**SHORT TASK:** Leave the pictures out and quote only the lines from the one with "What text is on this page?" down to the end of the listing below.

**SUPPLIED RECORDS:**
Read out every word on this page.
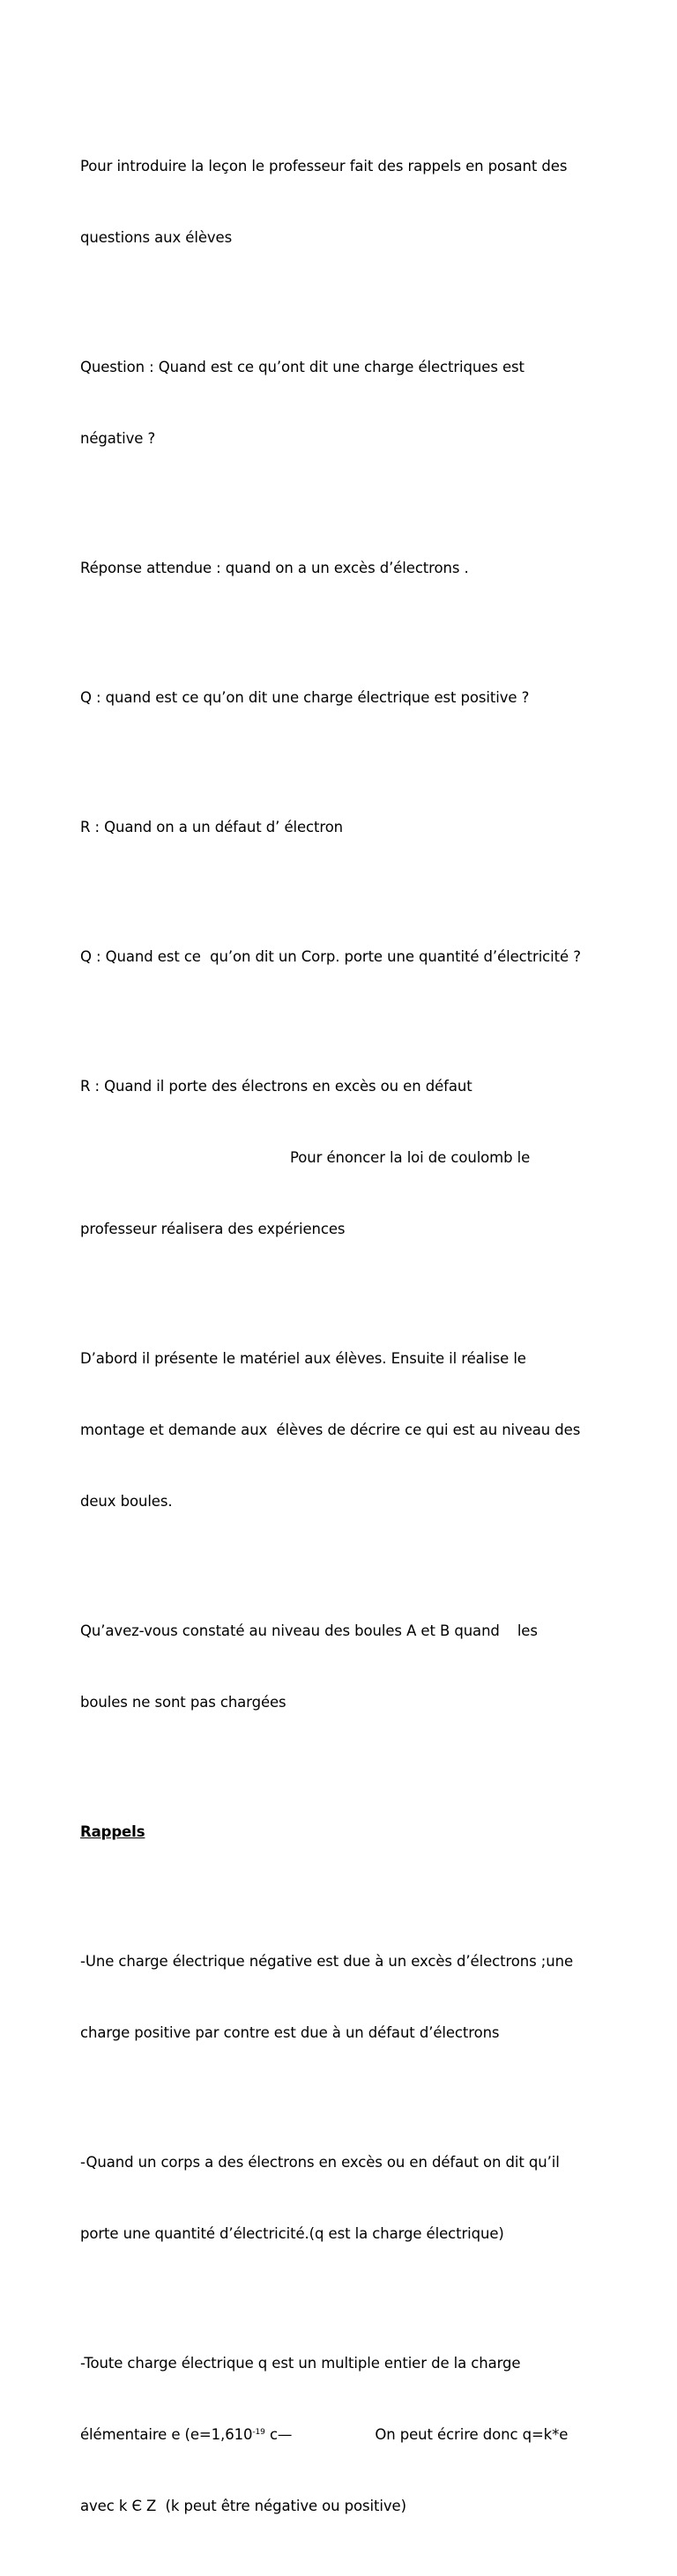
Pour introduire la leçon le professeur fait des rappels en posant des

questions aux élèves

Question : Quand est ce qu’ont dit une charge électriques est

négative ?

Réponse attendue : quand on a un excès d’électrons .

Q : quand est ce qu’on dit une charge électrique est positive ?

R : Quand on a un défaut d’ électron

Q : Quand est ce  qu’on dit un Corp. porte une quantité d’électricité ?

R : Quand il porte des électrons en excès ou en défaut

Pour énoncer la loi de coulomb le

professeur réalisera des expériences

D’abord il présente le matériel aux élèves. Ensuite il réalise le

montage et demande aux  élèves de décrire ce qui est au niveau des

deux boules.

Qu’avez-vous constaté au niveau des boules A et B quand les

boules ne sont pas chargées

Rappels

-Une charge électrique négative est due à un excès d’électrons ;une

charge positive par contre est due à un défaut d’électrons

-Quand un corps a des électrons en excès ou en défaut on dit qu’il

porte une quantité d’électricité.(q est la charge électrique)

-Toute charge électrique q est un multiple entier de la charge

élémentaire e ($e=1,610^{-19}$ c—	On peut écrire donc q=k*e

avec k Є Z  (k peut être négative ou positive)
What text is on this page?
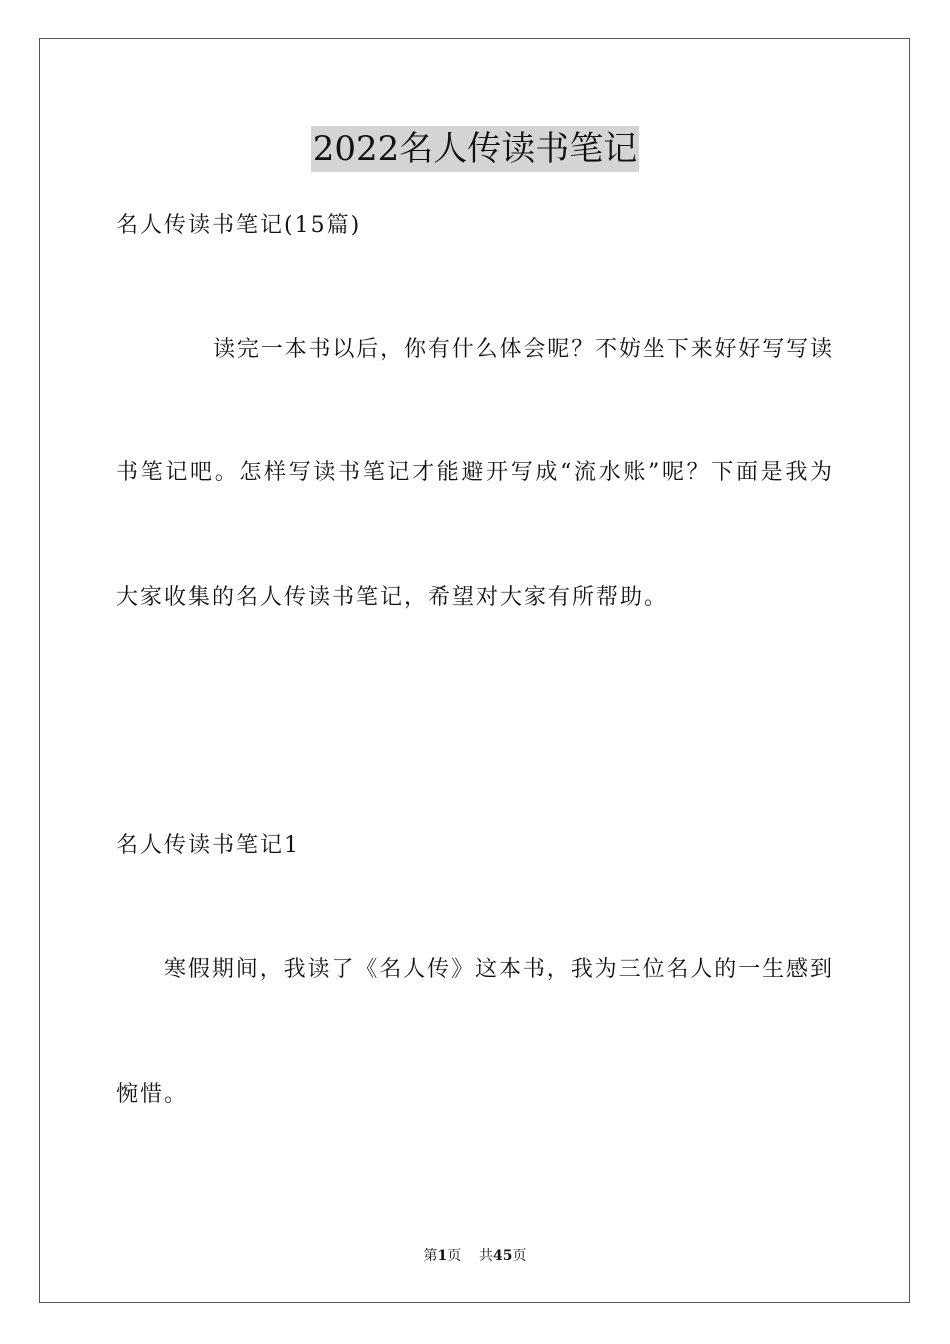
2022名人传读书笔记
名人传读书笔记(15篇)
读完一本书以后，你有什么体会呢？不妨坐下来好好写写读
书笔记吧。怎样写读书笔记才能避开写成“流水账”呢？下面是我为
大家收集的名人传读书笔记，希望对大家有所帮助。
名人传读书笔记1
寒假期间，我读了《名人传》这本书，我为三位名人的一生感到
惋惜。
第1页 共45页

**RESULT FOR THIS TASK:**
What text is on this page?
2022名人传读书笔记
名人传读书笔记(15篇)
读完一本书以后，你有什么体会呢？不妨坐下来好好写写读
书笔记吧。怎样写读书笔记才能避开写成“流水账”呢？下面是我为
大家收集的名人传读书笔记，希望对大家有所帮助。
名人传读书笔记1
寒假期间，我读了《名人传》这本书，我为三位名人的一生感到
惋惜。
第1页 共45页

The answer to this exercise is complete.